• _Data shown_:
= = = = = = =

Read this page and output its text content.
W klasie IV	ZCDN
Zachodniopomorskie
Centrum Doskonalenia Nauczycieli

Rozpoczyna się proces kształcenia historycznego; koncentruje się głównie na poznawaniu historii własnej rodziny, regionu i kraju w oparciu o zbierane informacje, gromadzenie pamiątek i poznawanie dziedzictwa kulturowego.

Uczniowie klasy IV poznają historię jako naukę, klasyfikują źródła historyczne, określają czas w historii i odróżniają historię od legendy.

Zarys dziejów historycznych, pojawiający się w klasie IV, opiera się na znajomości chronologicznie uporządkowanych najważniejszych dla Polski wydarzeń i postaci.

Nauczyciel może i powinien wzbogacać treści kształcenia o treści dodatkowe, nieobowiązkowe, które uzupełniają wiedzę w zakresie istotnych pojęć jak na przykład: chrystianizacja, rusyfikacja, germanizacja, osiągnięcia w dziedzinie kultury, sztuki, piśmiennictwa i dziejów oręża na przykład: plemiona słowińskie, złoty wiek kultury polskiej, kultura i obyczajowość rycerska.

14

= = = = = = =

For the entries above, count the lines that contain the string "dziejów", and state that number without further comment.

• _Answer below_: 2